* [Given exercise] Gather up the lines with the word "text" in them.
———
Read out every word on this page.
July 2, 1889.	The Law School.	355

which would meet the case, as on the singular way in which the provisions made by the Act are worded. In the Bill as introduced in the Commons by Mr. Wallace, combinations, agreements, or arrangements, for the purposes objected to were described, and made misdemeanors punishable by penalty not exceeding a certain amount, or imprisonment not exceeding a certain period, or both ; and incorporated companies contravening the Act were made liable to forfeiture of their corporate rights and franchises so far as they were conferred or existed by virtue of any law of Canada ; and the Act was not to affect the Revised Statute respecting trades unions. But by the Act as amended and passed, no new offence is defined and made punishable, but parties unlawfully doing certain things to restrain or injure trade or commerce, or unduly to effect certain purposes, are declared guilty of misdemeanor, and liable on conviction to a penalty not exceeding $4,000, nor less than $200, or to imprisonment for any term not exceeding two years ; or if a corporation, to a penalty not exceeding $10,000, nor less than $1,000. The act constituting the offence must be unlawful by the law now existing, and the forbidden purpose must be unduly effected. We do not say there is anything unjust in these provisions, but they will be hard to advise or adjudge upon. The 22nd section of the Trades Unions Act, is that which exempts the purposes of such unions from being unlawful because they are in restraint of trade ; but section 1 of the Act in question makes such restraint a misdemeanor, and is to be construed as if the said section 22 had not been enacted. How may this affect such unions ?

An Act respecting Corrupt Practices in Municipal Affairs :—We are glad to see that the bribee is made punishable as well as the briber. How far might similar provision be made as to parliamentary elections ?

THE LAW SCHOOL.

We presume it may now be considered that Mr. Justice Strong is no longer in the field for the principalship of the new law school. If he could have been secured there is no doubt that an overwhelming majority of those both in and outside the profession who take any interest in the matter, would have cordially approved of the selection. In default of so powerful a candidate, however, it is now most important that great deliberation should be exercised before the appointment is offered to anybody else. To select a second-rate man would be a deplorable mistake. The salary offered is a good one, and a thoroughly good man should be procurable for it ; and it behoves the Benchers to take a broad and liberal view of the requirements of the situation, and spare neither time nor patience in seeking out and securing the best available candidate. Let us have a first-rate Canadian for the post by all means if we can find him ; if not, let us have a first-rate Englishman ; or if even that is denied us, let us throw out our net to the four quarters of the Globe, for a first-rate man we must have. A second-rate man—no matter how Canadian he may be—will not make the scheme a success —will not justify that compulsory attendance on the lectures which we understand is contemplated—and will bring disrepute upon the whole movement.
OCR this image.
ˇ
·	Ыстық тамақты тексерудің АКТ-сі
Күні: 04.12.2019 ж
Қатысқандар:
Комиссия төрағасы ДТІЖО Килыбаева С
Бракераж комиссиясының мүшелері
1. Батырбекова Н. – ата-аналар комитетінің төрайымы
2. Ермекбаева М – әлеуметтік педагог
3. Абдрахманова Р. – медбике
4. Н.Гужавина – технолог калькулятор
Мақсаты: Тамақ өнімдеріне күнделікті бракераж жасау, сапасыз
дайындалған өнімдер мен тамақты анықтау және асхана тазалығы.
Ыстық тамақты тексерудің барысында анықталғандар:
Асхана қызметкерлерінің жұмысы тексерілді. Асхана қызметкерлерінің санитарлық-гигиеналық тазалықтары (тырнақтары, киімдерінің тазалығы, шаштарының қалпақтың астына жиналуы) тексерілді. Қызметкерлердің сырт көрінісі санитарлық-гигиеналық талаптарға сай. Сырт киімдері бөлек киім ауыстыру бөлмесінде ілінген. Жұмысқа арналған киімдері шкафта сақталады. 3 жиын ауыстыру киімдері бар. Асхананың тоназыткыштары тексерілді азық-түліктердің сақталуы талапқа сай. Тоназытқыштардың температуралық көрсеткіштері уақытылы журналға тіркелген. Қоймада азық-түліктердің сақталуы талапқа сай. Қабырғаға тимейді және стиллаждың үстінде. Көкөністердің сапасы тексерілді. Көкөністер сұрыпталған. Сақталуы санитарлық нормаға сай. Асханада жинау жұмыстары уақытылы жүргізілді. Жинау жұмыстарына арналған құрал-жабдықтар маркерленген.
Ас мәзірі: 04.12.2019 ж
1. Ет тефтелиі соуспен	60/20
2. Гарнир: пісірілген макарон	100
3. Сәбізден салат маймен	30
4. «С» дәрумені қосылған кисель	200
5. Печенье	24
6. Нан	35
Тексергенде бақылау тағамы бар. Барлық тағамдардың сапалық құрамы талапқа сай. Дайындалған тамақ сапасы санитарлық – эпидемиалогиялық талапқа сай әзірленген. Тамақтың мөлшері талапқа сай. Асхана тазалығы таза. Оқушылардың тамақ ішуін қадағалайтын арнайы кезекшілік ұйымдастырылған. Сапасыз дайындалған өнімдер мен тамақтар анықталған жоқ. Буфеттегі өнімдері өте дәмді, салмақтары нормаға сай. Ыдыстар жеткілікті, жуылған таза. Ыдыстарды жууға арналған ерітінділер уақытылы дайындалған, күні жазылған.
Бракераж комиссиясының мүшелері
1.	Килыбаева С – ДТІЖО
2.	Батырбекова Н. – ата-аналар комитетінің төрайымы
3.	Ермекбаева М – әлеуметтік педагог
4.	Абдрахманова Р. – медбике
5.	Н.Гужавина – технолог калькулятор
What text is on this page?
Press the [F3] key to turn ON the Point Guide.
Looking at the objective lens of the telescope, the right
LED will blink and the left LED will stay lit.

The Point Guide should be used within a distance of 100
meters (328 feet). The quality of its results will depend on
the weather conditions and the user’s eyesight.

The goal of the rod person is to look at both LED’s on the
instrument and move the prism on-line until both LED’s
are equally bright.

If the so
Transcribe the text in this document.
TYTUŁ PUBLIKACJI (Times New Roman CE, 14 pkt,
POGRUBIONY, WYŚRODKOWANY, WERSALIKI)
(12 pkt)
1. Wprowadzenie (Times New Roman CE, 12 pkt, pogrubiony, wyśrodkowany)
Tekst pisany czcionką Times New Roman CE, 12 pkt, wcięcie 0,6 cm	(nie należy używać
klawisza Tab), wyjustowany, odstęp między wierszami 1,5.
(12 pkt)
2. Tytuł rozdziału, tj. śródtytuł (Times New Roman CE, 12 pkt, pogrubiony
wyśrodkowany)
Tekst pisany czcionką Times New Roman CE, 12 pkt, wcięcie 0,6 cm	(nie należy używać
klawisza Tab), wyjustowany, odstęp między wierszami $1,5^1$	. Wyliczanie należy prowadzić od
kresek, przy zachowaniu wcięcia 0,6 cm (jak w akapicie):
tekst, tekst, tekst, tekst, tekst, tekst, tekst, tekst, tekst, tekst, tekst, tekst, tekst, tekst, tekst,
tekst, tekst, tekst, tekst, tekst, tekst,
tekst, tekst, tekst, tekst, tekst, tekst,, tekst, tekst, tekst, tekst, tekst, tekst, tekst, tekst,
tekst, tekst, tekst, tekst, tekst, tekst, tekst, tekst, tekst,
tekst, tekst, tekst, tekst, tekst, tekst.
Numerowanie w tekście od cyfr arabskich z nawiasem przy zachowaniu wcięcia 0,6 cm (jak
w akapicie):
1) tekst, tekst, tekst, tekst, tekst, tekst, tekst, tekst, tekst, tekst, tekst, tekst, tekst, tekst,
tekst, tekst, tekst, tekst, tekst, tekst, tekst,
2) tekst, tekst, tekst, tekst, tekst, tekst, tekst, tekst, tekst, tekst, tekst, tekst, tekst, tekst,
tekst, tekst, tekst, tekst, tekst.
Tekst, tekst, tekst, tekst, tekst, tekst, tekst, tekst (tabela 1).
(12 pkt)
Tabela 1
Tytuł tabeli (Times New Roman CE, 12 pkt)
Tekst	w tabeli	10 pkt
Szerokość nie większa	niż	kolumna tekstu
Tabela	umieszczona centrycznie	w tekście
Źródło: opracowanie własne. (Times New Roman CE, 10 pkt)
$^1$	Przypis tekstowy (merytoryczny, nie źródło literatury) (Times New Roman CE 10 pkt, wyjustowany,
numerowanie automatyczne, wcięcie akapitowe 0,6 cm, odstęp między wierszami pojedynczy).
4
———
* [Complete response]
What text is on this page?
Transcribe the text in this document.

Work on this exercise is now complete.